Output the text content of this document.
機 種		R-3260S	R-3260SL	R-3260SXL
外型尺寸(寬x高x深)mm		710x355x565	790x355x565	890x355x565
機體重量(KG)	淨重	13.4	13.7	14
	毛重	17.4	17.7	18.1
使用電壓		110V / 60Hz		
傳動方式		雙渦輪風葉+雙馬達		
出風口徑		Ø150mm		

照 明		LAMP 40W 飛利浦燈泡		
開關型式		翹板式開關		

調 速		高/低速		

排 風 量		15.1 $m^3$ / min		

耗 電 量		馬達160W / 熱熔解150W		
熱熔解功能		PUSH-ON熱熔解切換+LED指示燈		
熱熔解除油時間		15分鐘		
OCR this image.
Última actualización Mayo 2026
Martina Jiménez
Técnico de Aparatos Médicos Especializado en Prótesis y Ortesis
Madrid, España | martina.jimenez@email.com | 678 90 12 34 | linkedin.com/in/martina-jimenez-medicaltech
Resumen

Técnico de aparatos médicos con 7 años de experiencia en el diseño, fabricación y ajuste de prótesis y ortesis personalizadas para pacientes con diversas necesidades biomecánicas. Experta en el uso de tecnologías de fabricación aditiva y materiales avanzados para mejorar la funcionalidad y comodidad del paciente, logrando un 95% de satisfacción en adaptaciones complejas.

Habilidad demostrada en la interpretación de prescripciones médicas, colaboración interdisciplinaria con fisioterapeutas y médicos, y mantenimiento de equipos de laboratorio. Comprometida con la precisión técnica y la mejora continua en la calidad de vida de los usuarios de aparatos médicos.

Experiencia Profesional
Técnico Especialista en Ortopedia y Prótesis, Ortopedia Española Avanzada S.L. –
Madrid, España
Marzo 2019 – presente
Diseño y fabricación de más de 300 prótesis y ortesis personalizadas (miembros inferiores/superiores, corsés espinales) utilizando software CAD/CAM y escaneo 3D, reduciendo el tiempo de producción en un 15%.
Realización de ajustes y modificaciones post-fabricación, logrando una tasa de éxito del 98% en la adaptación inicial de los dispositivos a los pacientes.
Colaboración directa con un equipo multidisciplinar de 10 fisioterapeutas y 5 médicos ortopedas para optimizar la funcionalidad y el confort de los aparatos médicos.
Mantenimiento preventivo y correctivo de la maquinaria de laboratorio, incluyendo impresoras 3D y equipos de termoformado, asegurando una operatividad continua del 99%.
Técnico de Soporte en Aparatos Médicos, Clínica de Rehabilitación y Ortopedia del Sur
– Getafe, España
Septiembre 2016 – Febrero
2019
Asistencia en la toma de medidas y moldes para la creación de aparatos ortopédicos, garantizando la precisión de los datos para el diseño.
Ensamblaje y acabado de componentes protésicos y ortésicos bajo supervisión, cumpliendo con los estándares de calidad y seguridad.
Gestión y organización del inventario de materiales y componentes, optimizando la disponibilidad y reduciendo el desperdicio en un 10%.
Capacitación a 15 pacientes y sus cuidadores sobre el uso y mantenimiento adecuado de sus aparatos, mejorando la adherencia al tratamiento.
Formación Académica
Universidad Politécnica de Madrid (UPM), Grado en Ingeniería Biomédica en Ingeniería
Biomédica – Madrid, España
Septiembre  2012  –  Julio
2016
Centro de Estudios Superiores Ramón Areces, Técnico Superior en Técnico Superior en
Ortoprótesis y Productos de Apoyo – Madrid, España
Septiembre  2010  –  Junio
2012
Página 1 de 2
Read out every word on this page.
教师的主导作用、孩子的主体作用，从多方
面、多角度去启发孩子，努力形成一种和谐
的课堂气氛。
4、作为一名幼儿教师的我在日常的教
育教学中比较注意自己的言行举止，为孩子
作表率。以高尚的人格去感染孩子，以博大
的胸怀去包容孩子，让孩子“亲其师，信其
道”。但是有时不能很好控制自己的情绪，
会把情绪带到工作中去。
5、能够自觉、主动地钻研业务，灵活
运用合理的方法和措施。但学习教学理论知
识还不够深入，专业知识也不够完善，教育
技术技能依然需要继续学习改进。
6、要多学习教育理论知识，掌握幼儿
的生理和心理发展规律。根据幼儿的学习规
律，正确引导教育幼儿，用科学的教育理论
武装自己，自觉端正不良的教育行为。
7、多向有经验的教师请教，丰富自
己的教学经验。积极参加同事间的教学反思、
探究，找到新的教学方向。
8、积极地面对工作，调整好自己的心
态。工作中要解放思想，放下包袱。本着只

> _Task to carry out_
Return the material in full, exactly as shown.

> _Answer below_
Output the text content of this document.
機 種		R-3260S	R-3260SL	R-3260SXL
外型尺寸(寬x高x深)mm		710x355x565	790x355x565	890x355x565
機體重量(KG)	淨重	13.4	13.7	14
	毛重	17.4	17.7	18.1
使用電壓		110V / 60Hz		
傳動方式		雙渦輪風葉+雙馬達		
出風口徑		Ø150mm		

照 明		LAMP 40W 飛利浦燈泡		
開關型式		翹板式開關		

調 速		高/低速		

排 風 量		15.1 $m^3$ / min		

耗 電 量		馬達160W / 熱熔解150W		
熱熔解功能		PUSH-ON熱熔解切換+LED指示燈		
熱熔解除油時間		15分鐘		
OCR this image.
Última actualización Mayo 2026
Martina Jiménez
Técnico de Aparatos Médicos Especializado en Prótesis y Ortesis
Madrid, España | martina.jimenez@email.com | 678 90 12 34 | linkedin.com/in/martina-jimenez-medicaltech
Resumen

Técnico de aparatos médicos con 7 años de experiencia en el diseño, fabricación y ajuste de prótesis y ortesis personalizadas para pacientes con diversas necesidades biomecánicas. Experta en el uso de tecnologías de fabricación aditiva y materiales avanzados para mejorar la funcionalidad y comodidad del paciente, logrando un 95% de satisfacción en adaptaciones complejas.

Habilidad demostrada en la interpretación de prescripciones médicas, colaboración interdisciplinaria con fisioterapeutas y médicos, y mantenimiento de equipos de laboratorio. Comprometida con la precisión técnica y la mejora continua en la calidad de vida de los usuarios de aparatos médicos.

Experiencia Profesional
Técnico Especialista en Ortopedia y Prótesis, Ortopedia Española Avanzada S.L. –
Madrid, España
Marzo 2019 – presente
Diseño y fabricación de más de 300 prótesis y ortesis personalizadas (miembros inferiores/superiores, corsés espinales) utilizando software CAD/CAM y escaneo 3D, reduciendo el tiempo de producción en un 15%.
Realización de ajustes y modificaciones post-fabricación, logrando una tasa de éxito del 98% en la adaptación inicial de los dispositivos a los pacientes.
Colaboración directa con un equipo multidisciplinar de 10 fisioterapeutas y 5 médicos ortopedas para optimizar la funcionalidad y el confort de los aparatos médicos.
Mantenimiento preventivo y correctivo de la maquinaria de laboratorio, incluyendo impresoras 3D y equipos de termoformado, asegurando una operatividad continua del 99%.
Técnico de Soporte en Aparatos Médicos, Clínica de Rehabilitación y Ortopedia del Sur
– Getafe, España
Septiembre 2016 – Febrero
2019
Asistencia en la toma de medidas y moldes para la creación de aparatos ortopédicos, garantizando la precisión de los datos para el diseño.
Ensamblaje y acabado de componentes protésicos y ortésicos bajo supervisión, cumpliendo con los estándares de calidad y seguridad.
Gestión y organización del inventario de materiales y componentes, optimizando la disponibilidad y reduciendo el desperdicio en un 10%.
Capacitación a 15 pacientes y sus cuidadores sobre el uso y mantenimiento adecuado de sus aparatos, mejorando la adherencia al tratamiento.
Formación Académica
Universidad Politécnica de Madrid (UPM), Grado en Ingeniería Biomédica en Ingeniería
Biomédica – Madrid, España
Septiembre  2012  –  Julio
2016
Centro de Estudios Superiores Ramón Areces, Técnico Superior en Técnico Superior en
Ortoprótesis y Productos de Apoyo – Madrid, España
Septiembre  2010  –  Junio
2012
Página 1 de 2
Read out every word on this page.
教师的主导作用、孩子的主体作用，从多方
面、多角度去启发孩子，努力形成一种和谐
的课堂气氛。
4、作为一名幼儿教师的我在日常的教
育教学中比较注意自己的言行举止，为孩子
作表率。以高尚的人格去感染孩子，以博大
的胸怀去包容孩子，让孩子“亲其师，信其
道”。但是有时不能很好控制自己的情绪，
会把情绪带到工作中去。
5、能够自觉、主动地钻研业务，灵活
运用合理的方法和措施。但学习教学理论知
识还不够深入，专业知识也不够完善，教育
技术技能依然需要继续学习改进。
6、要多学习教育理论知识，掌握幼儿
的生理和心理发展规律。根据幼儿的学习规
律，正确引导教育幼儿，用科学的教育理论
武装自己，自觉端正不良的教育行为。
7、多向有经验的教师请教，丰富自
己的教学经验。积极参加同事间的教学反思、
探究，找到新的教学方向。
8、积极地面对工作，调整好自己的心
态。工作中要解放思想，放下包袱。本着只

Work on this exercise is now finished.